WORK TO BE COMPLETED:
Retype all of the entries word for word.

(Data entries)
=====
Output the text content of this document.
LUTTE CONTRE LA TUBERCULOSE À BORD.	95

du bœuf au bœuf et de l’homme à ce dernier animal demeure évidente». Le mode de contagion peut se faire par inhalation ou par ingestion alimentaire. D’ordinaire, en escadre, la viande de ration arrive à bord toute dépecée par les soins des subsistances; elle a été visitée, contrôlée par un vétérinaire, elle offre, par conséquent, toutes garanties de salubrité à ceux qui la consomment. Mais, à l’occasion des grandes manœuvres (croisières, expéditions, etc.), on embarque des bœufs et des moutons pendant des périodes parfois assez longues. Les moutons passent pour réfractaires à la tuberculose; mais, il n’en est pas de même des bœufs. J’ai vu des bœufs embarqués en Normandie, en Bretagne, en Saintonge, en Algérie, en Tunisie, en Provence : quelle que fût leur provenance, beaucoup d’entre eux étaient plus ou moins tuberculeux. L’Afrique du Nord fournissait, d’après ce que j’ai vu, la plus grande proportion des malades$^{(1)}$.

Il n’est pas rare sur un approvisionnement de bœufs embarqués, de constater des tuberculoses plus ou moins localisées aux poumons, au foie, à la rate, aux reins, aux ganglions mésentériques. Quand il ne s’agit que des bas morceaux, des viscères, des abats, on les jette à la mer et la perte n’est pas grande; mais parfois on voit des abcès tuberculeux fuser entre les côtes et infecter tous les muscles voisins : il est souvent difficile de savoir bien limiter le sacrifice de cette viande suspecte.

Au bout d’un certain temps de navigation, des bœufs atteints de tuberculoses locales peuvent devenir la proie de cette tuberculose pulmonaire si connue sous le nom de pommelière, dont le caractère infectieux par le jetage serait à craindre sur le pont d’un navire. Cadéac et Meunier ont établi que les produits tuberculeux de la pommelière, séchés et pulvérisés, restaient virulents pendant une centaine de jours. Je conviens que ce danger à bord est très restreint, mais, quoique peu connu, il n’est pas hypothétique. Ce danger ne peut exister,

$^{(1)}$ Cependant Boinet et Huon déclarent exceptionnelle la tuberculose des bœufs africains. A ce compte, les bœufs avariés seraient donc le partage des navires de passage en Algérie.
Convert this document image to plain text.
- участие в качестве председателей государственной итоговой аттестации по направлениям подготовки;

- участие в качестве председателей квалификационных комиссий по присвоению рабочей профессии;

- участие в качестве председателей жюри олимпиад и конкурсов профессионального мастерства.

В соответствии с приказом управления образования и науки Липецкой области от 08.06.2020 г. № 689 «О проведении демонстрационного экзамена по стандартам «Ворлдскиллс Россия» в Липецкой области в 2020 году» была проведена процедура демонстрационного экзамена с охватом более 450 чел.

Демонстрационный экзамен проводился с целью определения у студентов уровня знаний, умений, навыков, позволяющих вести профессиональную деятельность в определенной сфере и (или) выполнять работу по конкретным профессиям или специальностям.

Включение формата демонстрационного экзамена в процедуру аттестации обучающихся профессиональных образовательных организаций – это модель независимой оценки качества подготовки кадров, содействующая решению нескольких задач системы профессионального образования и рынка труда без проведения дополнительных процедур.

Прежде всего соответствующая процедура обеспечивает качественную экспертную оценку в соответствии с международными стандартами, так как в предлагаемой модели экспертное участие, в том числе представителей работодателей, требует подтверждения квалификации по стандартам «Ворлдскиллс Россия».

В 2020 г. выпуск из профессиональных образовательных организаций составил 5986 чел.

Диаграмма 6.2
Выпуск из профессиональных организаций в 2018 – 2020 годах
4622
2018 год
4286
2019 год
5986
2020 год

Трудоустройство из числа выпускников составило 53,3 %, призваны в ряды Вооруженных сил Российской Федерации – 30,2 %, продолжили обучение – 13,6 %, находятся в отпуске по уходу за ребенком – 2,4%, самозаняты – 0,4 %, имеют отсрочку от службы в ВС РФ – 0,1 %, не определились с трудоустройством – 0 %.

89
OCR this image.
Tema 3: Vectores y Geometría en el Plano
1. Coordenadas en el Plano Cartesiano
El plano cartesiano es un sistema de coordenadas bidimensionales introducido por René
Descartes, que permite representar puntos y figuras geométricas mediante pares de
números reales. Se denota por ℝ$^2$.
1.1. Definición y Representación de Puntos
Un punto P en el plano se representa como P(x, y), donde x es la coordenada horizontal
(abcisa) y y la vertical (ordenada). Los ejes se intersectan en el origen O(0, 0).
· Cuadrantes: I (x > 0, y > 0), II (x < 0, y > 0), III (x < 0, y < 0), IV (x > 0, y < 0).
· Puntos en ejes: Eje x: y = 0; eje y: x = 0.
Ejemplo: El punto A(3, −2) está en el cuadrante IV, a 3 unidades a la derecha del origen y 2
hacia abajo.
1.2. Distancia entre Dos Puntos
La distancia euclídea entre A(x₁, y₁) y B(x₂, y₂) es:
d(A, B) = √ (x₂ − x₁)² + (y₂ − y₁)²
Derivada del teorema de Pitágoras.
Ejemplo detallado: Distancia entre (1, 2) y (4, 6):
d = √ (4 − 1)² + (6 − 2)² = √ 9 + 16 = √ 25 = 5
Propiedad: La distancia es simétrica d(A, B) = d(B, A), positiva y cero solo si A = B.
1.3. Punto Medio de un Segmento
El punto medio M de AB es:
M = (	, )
=====
RESPONSE TO THIS TASK:
Output the text content of this document.
LUTTE CONTRE LA TUBERCULOSE À BORD.	95

du bœuf au bœuf et de l’homme à ce dernier animal demeure évidente». Le mode de contagion peut se faire par inhalation ou par ingestion alimentaire. D’ordinaire, en escadre, la viande de ration arrive à bord toute dépecée par les soins des subsistances; elle a été visitée, contrôlée par un vétérinaire, elle offre, par conséquent, toutes garanties de salubrité à ceux qui la consomment. Mais, à l’occasion des grandes manœuvres (croisières, expéditions, etc.), on embarque des bœufs et des moutons pendant des périodes parfois assez longues. Les moutons passent pour réfractaires à la tuberculose; mais, il n’en est pas de même des bœufs. J’ai vu des bœufs embarqués en Normandie, en Bretagne, en Saintonge, en Algérie, en Tunisie, en Provence : quelle que fût leur provenance, beaucoup d’entre eux étaient plus ou moins tuberculeux. L’Afrique du Nord fournissait, d’après ce que j’ai vu, la plus grande proportion des malades$^{(1)}$.

Il n’est pas rare sur un approvisionnement de bœufs embarqués, de constater des tuberculoses plus ou moins localisées aux poumons, au foie, à la rate, aux reins, aux ganglions mésentériques. Quand il ne s’agit que des bas morceaux, des viscères, des abats, on les jette à la mer et la perte n’est pas grande; mais parfois on voit des abcès tuberculeux fuser entre les côtes et infecter tous les muscles voisins : il est souvent difficile de savoir bien limiter le sacrifice de cette viande suspecte.

Au bout d’un certain temps de navigation, des bœufs atteints de tuberculoses locales peuvent devenir la proie de cette tuberculose pulmonaire si connue sous le nom de pommelière, dont le caractère infectieux par le jetage serait à craindre sur le pont d’un navire. Cadéac et Meunier ont établi que les produits tuberculeux de la pommelière, séchés et pulvérisés, restaient virulents pendant une centaine de jours. Je conviens que ce danger à bord est très restreint, mais, quoique peu connu, il n’est pas hypothétique. Ce danger ne peut exister,

$^{(1)}$ Cependant Boinet et Huon déclarent exceptionnelle la tuberculose des bœufs africains. A ce compte, les bœufs avariés seraient donc le partage des navires de passage en Algérie.
Convert this document image to plain text.
- участие в качестве председателей государственной итоговой аттестации по направлениям подготовки;

- участие в качестве председателей квалификационных комиссий по присвоению рабочей профессии;

- участие в качестве председателей жюри олимпиад и конкурсов профессионального мастерства.

В соответствии с приказом управления образования и науки Липецкой области от 08.06.2020 г. № 689 «О проведении демонстрационного экзамена по стандартам «Ворлдскиллс Россия» в Липецкой области в 2020 году» была проведена процедура демонстрационного экзамена с охватом более 450 чел.

Демонстрационный экзамен проводился с целью определения у студентов уровня знаний, умений, навыков, позволяющих вести профессиональную деятельность в определенной сфере и (или) выполнять работу по конкретным профессиям или специальностям.

Включение формата демонстрационного экзамена в процедуру аттестации обучающихся профессиональных образовательных организаций – это модель независимой оценки качества подготовки кадров, содействующая решению нескольких задач системы профессионального образования и рынка труда без проведения дополнительных процедур.

Прежде всего соответствующая процедура обеспечивает качественную экспертную оценку в соответствии с международными стандартами, так как в предлагаемой модели экспертное участие, в том числе представителей работодателей, требует подтверждения квалификации по стандартам «Ворлдскиллс Россия».

В 2020 г. выпуск из профессиональных образовательных организаций составил 5986 чел.

Диаграмма 6.2
Выпуск из профессиональных организаций в 2018 – 2020 годах
4622
2018 год
4286
2019 год
5986
2020 год

Трудоустройство из числа выпускников составило 53,3 %, призваны в ряды Вооруженных сил Российской Федерации – 30,2 %, продолжили обучение – 13,6 %, находятся в отпуске по уходу за ребенком – 2,4%, самозаняты – 0,4 %, имеют отсрочку от службы в ВС РФ – 0,1 %, не определились с трудоустройством – 0 %.

89
OCR this image.
Tema 3: Vectores y Geometría en el Plano
1. Coordenadas en el Plano Cartesiano
El plano cartesiano es un sistema de coordenadas bidimensionales introducido por René
Descartes, que permite representar puntos y figuras geométricas mediante pares de
números reales. Se denota por ℝ$^2$.
1.1. Definición y Representación de Puntos
Un punto P en el plano se representa como P(x, y), donde x es la coordenada horizontal
(abcisa) y y la vertical (ordenada). Los ejes se intersectan en el origen O(0, 0).
· Cuadrantes: I (x > 0, y > 0), II (x < 0, y > 0), III (x < 0, y < 0), IV (x > 0, y < 0).
· Puntos en ejes: Eje x: y = 0; eje y: x = 0.
Ejemplo: El punto A(3, −2) está en el cuadrante IV, a 3 unidades a la derecha del origen y 2
hacia abajo.
1.2. Distancia entre Dos Puntos
La distancia euclídea entre A(x₁, y₁) y B(x₂, y₂) es:
d(A, B) = √ (x₂ − x₁)² + (y₂ − y₁)²
Derivada del teorema de Pitágoras.
Ejemplo detallado: Distancia entre (1, 2) y (4, 6):
d = √ (4 − 1)² + (6 − 2)² = √ 9 + 16 = √ 25 = 5
Propiedad: La distancia es simétrica d(A, B) = d(B, A), positiva y cero solo si A = B.
1.3. Punto Medio de un Segmento
El punto medio M de AB es:
M = (	, )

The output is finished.